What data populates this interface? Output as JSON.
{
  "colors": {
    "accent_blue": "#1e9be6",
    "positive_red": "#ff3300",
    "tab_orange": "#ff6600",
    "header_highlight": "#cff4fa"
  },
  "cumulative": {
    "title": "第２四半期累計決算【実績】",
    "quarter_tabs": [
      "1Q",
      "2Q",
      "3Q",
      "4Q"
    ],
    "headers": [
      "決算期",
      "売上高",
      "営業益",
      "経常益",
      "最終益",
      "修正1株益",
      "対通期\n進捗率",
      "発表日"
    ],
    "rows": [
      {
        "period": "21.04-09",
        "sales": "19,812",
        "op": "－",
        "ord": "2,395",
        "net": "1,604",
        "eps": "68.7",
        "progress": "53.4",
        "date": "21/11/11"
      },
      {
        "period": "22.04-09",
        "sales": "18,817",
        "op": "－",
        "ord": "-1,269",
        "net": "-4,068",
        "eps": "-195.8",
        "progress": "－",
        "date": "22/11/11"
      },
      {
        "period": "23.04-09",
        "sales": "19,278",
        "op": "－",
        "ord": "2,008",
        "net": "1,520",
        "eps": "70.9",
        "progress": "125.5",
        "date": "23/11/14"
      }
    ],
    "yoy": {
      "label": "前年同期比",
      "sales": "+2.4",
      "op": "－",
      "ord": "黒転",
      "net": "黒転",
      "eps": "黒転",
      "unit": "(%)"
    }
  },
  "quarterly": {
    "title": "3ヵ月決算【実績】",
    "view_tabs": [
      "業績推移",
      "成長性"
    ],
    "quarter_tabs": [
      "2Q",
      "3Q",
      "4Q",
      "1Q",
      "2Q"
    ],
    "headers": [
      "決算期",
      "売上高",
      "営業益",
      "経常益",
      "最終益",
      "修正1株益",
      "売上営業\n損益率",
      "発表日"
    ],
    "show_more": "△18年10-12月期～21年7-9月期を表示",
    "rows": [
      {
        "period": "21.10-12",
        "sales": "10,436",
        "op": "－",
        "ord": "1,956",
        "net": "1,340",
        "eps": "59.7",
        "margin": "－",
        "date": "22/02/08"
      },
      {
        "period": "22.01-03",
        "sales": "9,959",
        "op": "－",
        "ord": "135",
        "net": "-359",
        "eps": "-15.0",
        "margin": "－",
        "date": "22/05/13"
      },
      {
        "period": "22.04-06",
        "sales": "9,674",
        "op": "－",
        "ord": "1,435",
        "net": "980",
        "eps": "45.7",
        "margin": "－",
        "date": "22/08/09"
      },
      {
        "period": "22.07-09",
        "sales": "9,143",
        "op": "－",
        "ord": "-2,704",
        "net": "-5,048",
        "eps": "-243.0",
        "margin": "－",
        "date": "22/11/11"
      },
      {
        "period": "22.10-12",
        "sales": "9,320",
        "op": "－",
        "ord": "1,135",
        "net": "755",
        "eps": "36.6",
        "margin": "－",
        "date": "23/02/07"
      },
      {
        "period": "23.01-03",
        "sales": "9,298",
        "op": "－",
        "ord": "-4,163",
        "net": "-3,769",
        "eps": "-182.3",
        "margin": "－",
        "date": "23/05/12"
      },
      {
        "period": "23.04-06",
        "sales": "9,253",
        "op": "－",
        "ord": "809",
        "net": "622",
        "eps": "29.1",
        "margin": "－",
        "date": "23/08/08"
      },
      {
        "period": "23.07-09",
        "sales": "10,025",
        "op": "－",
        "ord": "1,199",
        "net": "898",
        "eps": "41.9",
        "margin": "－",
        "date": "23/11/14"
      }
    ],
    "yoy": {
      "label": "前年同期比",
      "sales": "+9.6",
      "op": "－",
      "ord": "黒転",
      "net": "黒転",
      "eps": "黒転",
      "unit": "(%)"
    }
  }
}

*WORK TO COMPLETE*
Check each line of the records for the word "date" and extract those that contain it.

*ANSWER BELOW*
        "date": "21/11/11"
        "date": "22/11/11"
        "date": "23/11/14"
        "date": "22/02/08"
        "date": "22/05/13"
        "date": "22/08/09"
        "date": "22/11/11"
        "date": "23/02/07"
        "date": "23/05/12"
        "date": "23/08/08"
        "date": "23/11/14"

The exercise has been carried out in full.